▶ [Problem to work on]: Below is a block of records; reproduce all of them exactly and leave out any pictures.

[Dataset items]
----------------------------------------

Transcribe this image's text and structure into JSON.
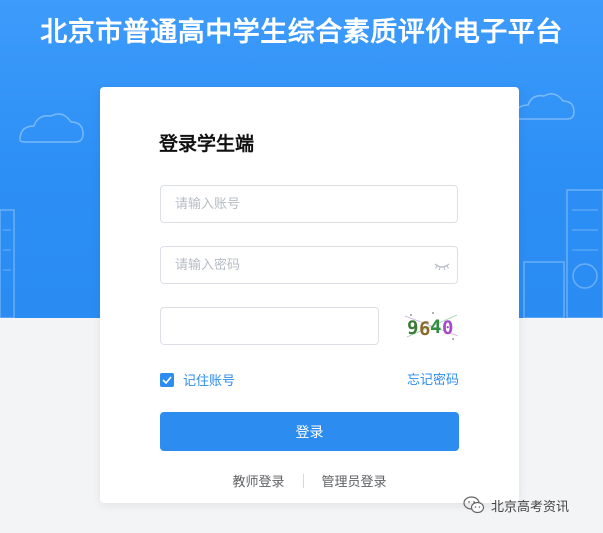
{
  "header": {
    "title": "北京市普通高中学生综合素质评价电子平台"
  },
  "login": {
    "title": "登录学生端",
    "account_placeholder": "请输入账号",
    "password_placeholder": "请输入密码",
    "captcha_value": "",
    "captcha_image_text": "9640",
    "remember_label": "记住账号",
    "remember_checked": true,
    "forgot_label": "忘记密码",
    "submit_label": "登录"
  },
  "links": {
    "teacher_login": "教师登录",
    "admin_login": "管理员登录"
  },
  "watermark": {
    "text": "北京高考资讯"
  },
  "colors": {
    "hero": "#2c8ff5",
    "accent": "#2d8cf0",
    "background": "#f3f4f6"
  },
  "icons": {
    "password_toggle": "eye-closed-icon",
    "checkbox": "check-icon",
    "watermark": "wechat-icon"
  }
}
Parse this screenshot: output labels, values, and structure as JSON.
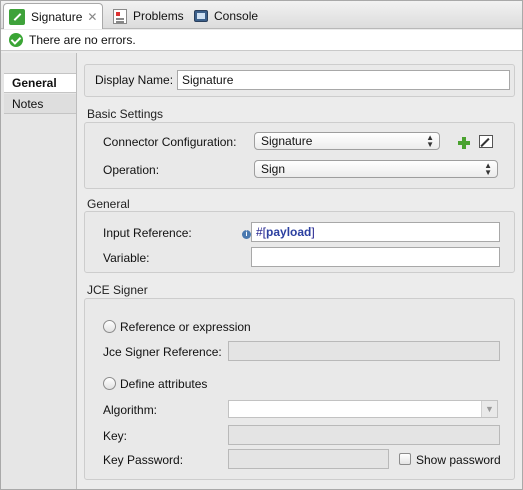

----------------------------------------

▶ [Exercise solution]:
Transcribe this image's text and structure into JSON.
{
  "header": {
    "title": "北京市普通高中学生综合素质评价电子平台"
  },
  "login": {
    "title": "登录学生端",
    "account_placeholder": "请输入账号",
    "password_placeholder": "请输入密码",
    "captcha_value": "",
    "captcha_image_text": "9640",
    "remember_label": "记住账号",
    "remember_checked": true,
    "forgot_label": "忘记密码",
    "submit_label": "登录"
  },
  "links": {
    "teacher_login": "教师登录",
    "admin_login": "管理员登录"
  },
  "watermark": {
    "text": "北京高考资讯"
  },
  "colors": {
    "hero": "#2c8ff5",
    "accent": "#2d8cf0",
    "background": "#f3f4f6"
  },
  "icons": {
    "password_toggle": "eye-closed-icon",
    "checkbox": "check-icon",
    "watermark": "wechat-icon"
  }
}
Parse this screenshot: output labels, values, and structure as JSON.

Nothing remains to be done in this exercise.